◆ Written exercise ◆
Transcribe every line of the listing below without any changes, leaving the picture out of your answer.

-------- Dataset content --------

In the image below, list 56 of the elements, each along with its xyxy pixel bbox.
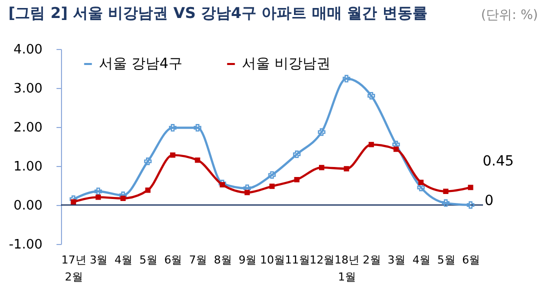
x-tick-label: 18년 1월 <box>334 254 360 284</box>
point <box>293 150 301 158</box>
x-tick-label: 10월 <box>260 254 285 266</box>
x-tick-label: 5월 <box>139 254 158 266</box>
x-tick-label: 9월 <box>238 254 257 266</box>
point <box>294 177 300 182</box>
point <box>94 188 102 196</box>
x-tick-label: 6월 <box>462 254 480 266</box>
x-tick-label: 17년 2월 <box>61 254 86 284</box>
text: (단위: %) <box>480 7 538 24</box>
point <box>120 196 126 202</box>
point <box>70 199 76 205</box>
data-label: 0.45 <box>482 153 514 170</box>
x-tick-label: 4월 <box>114 254 133 266</box>
x-tick-label: 3월 <box>388 254 406 266</box>
point <box>244 190 250 196</box>
point <box>220 182 225 188</box>
point <box>418 180 424 186</box>
y-tick-label: -1.00 <box>8 238 42 252</box>
point <box>96 194 101 200</box>
point <box>344 166 350 172</box>
y-tick-label: 2.00 <box>14 120 42 136</box>
legend-label: 서울 강남4구 <box>99 56 182 72</box>
point <box>442 199 450 207</box>
x-tick-label: 4월 <box>412 254 430 266</box>
point <box>170 152 176 158</box>
point <box>368 92 376 100</box>
point <box>145 188 151 193</box>
point <box>318 128 326 136</box>
point <box>168 124 176 132</box>
x-tick-label: 6월 <box>164 254 182 266</box>
point <box>443 188 448 194</box>
point <box>144 158 152 166</box>
point <box>342 74 350 82</box>
chart-title: [그림 2] 서울 비강남권 VS 강남4구 아파트 매매 월간 변동률 <box>8 4 428 22</box>
x-tick-label: 2월 <box>362 254 381 266</box>
point <box>269 184 275 189</box>
x-tick-label: 7월 <box>189 254 208 266</box>
y-tick-label: 1.00 <box>14 160 42 174</box>
y-tick-label: 3.00 <box>14 82 42 96</box>
x-tick-label: 12월 <box>310 254 335 266</box>
point <box>393 146 399 152</box>
x-tick-label: 11월 <box>284 254 310 266</box>
legend-label: 서울 비강남권 <box>242 56 330 72</box>
y-tick-label: 0.00 <box>14 198 42 214</box>
x-tick-label: 5월 <box>437 254 456 266</box>
data-label: 0 <box>484 193 494 209</box>
point <box>319 164 324 170</box>
x-tick-label: 3월 <box>90 254 108 266</box>
point <box>466 201 474 209</box>
point <box>368 142 374 148</box>
y-tick-label: 4.00 <box>14 42 42 58</box>
point <box>194 158 200 163</box>
x-tick-label: 8월 <box>214 254 232 266</box>
point <box>268 171 276 179</box>
point <box>194 124 202 132</box>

--------

◆ Complete response ◆
In the image below, list 56 of the elements, each along with its xyxy pixel bbox.
x-tick-label: 18년 1월 <box>334 254 360 284</box>
point <box>293 150 301 158</box>
x-tick-label: 10월 <box>260 254 285 266</box>
x-tick-label: 5월 <box>139 254 158 266</box>
x-tick-label: 9월 <box>238 254 257 266</box>
point <box>294 177 300 182</box>
point <box>94 188 102 196</box>
x-tick-label: 6월 <box>462 254 480 266</box>
x-tick-label: 17년 2월 <box>61 254 86 284</box>
text: (단위: %) <box>480 7 538 24</box>
point <box>120 196 126 202</box>
point <box>70 199 76 205</box>
data-label: 0.45 <box>482 153 514 170</box>
x-tick-label: 4월 <box>114 254 133 266</box>
x-tick-label: 3월 <box>388 254 406 266</box>
point <box>244 190 250 196</box>
point <box>220 182 225 188</box>
point <box>418 180 424 186</box>
y-tick-label: -1.00 <box>8 238 42 252</box>
point <box>96 194 101 200</box>
point <box>344 166 350 172</box>
y-tick-label: 2.00 <box>14 120 42 136</box>
legend-label: 서울 강남4구 <box>99 56 182 72</box>
point <box>442 199 450 207</box>
x-tick-label: 4월 <box>412 254 430 266</box>
point <box>170 152 176 158</box>
point <box>368 92 376 100</box>
point <box>145 188 151 193</box>
point <box>318 128 326 136</box>
point <box>168 124 176 132</box>
x-tick-label: 6월 <box>164 254 182 266</box>
point <box>443 188 448 194</box>
point <box>144 158 152 166</box>
point <box>342 74 350 82</box>
chart-title: [그림 2] 서울 비강남권 VS 강남4구 아파트 매매 월간 변동률 <box>8 4 428 22</box>
x-tick-label: 2월 <box>362 254 381 266</box>
point <box>269 184 275 189</box>
x-tick-label: 7월 <box>189 254 208 266</box>
y-tick-label: 1.00 <box>14 160 42 174</box>
y-tick-label: 3.00 <box>14 82 42 96</box>
x-tick-label: 12월 <box>310 254 335 266</box>
point <box>393 146 399 152</box>
x-tick-label: 11월 <box>284 254 310 266</box>
legend-label: 서울 비강남권 <box>242 56 330 72</box>
y-tick-label: 0.00 <box>14 198 42 214</box>
x-tick-label: 5월 <box>437 254 456 266</box>
data-label: 0 <box>484 193 494 209</box>
point <box>319 164 324 170</box>
x-tick-label: 3월 <box>90 254 108 266</box>
point <box>466 201 474 209</box>
point <box>368 142 374 148</box>
y-tick-label: 4.00 <box>14 42 42 58</box>
point <box>194 158 200 163</box>
x-tick-label: 8월 <box>214 254 232 266</box>
point <box>268 171 276 179</box>
point <box>194 124 202 132</box>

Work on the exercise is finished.